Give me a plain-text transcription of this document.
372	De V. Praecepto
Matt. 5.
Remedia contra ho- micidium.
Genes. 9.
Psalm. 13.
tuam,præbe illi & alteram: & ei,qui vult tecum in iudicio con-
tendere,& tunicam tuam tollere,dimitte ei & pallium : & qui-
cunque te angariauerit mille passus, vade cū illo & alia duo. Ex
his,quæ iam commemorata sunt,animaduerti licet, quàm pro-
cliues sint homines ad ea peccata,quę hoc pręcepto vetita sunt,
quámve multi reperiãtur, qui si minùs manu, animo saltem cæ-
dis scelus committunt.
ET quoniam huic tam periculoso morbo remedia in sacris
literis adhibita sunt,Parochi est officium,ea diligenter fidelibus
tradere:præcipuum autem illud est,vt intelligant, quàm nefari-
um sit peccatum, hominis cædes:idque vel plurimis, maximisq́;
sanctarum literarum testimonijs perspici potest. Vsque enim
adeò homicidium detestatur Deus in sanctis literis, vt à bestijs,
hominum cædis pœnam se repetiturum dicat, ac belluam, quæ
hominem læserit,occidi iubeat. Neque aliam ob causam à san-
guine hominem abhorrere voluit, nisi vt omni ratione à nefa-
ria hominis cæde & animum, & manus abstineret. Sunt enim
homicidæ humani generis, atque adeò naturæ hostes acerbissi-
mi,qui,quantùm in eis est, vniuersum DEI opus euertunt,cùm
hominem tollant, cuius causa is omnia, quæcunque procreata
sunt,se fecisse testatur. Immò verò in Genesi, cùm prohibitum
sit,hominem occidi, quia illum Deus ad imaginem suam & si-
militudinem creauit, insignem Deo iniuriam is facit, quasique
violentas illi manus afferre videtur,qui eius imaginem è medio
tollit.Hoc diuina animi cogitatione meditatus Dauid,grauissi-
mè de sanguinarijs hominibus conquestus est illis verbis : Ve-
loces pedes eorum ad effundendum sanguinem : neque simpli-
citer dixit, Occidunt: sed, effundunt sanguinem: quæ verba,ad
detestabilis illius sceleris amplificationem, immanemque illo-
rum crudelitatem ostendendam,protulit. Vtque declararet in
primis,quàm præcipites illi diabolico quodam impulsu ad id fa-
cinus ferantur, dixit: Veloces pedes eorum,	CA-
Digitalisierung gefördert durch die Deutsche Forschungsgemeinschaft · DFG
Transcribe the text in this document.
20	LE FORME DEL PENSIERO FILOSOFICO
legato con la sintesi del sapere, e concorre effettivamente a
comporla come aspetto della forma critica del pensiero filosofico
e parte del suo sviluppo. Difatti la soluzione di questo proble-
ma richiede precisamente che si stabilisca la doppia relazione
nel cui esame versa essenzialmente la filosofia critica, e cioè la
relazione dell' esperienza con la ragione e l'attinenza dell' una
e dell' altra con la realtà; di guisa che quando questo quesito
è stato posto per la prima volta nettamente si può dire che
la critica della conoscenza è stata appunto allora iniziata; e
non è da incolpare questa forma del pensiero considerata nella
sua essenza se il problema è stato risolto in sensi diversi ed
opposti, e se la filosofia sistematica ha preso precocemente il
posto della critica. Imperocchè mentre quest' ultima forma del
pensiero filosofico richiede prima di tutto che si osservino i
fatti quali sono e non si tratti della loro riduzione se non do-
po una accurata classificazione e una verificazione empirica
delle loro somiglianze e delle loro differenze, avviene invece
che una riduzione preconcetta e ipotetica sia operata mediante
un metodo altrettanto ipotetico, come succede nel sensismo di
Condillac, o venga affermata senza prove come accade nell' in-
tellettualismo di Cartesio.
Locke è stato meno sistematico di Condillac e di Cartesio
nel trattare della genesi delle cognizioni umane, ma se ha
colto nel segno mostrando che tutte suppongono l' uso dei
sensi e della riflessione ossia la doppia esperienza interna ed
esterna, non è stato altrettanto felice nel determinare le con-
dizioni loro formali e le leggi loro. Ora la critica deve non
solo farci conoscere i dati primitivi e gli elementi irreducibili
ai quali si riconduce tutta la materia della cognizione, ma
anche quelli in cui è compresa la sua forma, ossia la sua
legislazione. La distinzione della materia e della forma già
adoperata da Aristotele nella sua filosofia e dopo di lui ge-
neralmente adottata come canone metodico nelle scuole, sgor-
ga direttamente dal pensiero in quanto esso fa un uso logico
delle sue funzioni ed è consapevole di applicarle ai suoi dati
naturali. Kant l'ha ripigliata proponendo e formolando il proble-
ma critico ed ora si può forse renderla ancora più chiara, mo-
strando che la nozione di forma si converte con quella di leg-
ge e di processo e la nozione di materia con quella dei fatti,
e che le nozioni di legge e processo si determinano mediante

-------------------------

[TRY IT] The records above are to be set down again exactly as written.

[FINISHED TASK]
Give me a plain-text transcription of this document.
372	De V. Praecepto
Matt. 5.
Remedia contra ho- micidium.
Genes. 9.
Psalm. 13.
tuam,præbe illi & alteram: & ei,qui vult tecum in iudicio con-
tendere,& tunicam tuam tollere,dimitte ei & pallium : & qui-
cunque te angariauerit mille passus, vade cū illo & alia duo. Ex
his,quæ iam commemorata sunt,animaduerti licet, quàm pro-
cliues sint homines ad ea peccata,quę hoc pręcepto vetita sunt,
quámve multi reperiãtur, qui si minùs manu, animo saltem cæ-
dis scelus committunt.
ET quoniam huic tam periculoso morbo remedia in sacris
literis adhibita sunt,Parochi est officium,ea diligenter fidelibus
tradere:præcipuum autem illud est,vt intelligant, quàm nefari-
um sit peccatum, hominis cædes:idque vel plurimis, maximisq́;
sanctarum literarum testimonijs perspici potest. Vsque enim
adeò homicidium detestatur Deus in sanctis literis, vt à bestijs,
hominum cædis pœnam se repetiturum dicat, ac belluam, quæ
hominem læserit,occidi iubeat. Neque aliam ob causam à san-
guine hominem abhorrere voluit, nisi vt omni ratione à nefa-
ria hominis cæde & animum, & manus abstineret. Sunt enim
homicidæ humani generis, atque adeò naturæ hostes acerbissi-
mi,qui,quantùm in eis est, vniuersum DEI opus euertunt,cùm
hominem tollant, cuius causa is omnia, quæcunque procreata
sunt,se fecisse testatur. Immò verò in Genesi, cùm prohibitum
sit,hominem occidi, quia illum Deus ad imaginem suam & si-
militudinem creauit, insignem Deo iniuriam is facit, quasique
violentas illi manus afferre videtur,qui eius imaginem è medio
tollit.Hoc diuina animi cogitatione meditatus Dauid,grauissi-
mè de sanguinarijs hominibus conquestus est illis verbis : Ve-
loces pedes eorum ad effundendum sanguinem : neque simpli-
citer dixit, Occidunt: sed, effundunt sanguinem: quæ verba,ad
detestabilis illius sceleris amplificationem, immanemque illo-
rum crudelitatem ostendendam,protulit. Vtque declararet in
primis,quàm præcipites illi diabolico quodam impulsu ad id fa-
cinus ferantur, dixit: Veloces pedes eorum,	CA-
Digitalisierung gefördert durch die Deutsche Forschungsgemeinschaft · DFG
Transcribe the text in this document.
20	LE FORME DEL PENSIERO FILOSOFICO
legato con la sintesi del sapere, e concorre effettivamente a
comporla come aspetto della forma critica del pensiero filosofico
e parte del suo sviluppo. Difatti la soluzione di questo proble-
ma richiede precisamente che si stabilisca la doppia relazione
nel cui esame versa essenzialmente la filosofia critica, e cioè la
relazione dell' esperienza con la ragione e l'attinenza dell' una
e dell' altra con la realtà; di guisa che quando questo quesito
è stato posto per la prima volta nettamente si può dire che
la critica della conoscenza è stata appunto allora iniziata; e
non è da incolpare questa forma del pensiero considerata nella
sua essenza se il problema è stato risolto in sensi diversi ed
opposti, e se la filosofia sistematica ha preso precocemente il
posto della critica. Imperocchè mentre quest' ultima forma del
pensiero filosofico richiede prima di tutto che si osservino i
fatti quali sono e non si tratti della loro riduzione se non do-
po una accurata classificazione e una verificazione empirica
delle loro somiglianze e delle loro differenze, avviene invece
che una riduzione preconcetta e ipotetica sia operata mediante
un metodo altrettanto ipotetico, come succede nel sensismo di
Condillac, o venga affermata senza prove come accade nell' in-
tellettualismo di Cartesio.
Locke è stato meno sistematico di Condillac e di Cartesio
nel trattare della genesi delle cognizioni umane, ma se ha
colto nel segno mostrando che tutte suppongono l' uso dei
sensi e della riflessione ossia la doppia esperienza interna ed
esterna, non è stato altrettanto felice nel determinare le con-
dizioni loro formali e le leggi loro. Ora la critica deve non
solo farci conoscere i dati primitivi e gli elementi irreducibili
ai quali si riconduce tutta la materia della cognizione, ma
anche quelli in cui è compresa la sua forma, ossia la sua
legislazione. La distinzione della materia e della forma già
adoperata da Aristotele nella sua filosofia e dopo di lui ge-
neralmente adottata come canone metodico nelle scuole, sgor-
ga direttamente dal pensiero in quanto esso fa un uso logico
delle sue funzioni ed è consapevole di applicarle ai suoi dati
naturali. Kant l'ha ripigliata proponendo e formolando il proble-
ma critico ed ora si può forse renderla ancora più chiara, mo-
strando che la nozione di forma si converte con quella di leg-
ge e di processo e la nozione di materia con quella dei fatti,
e che le nozioni di legge e processo si determinano mediante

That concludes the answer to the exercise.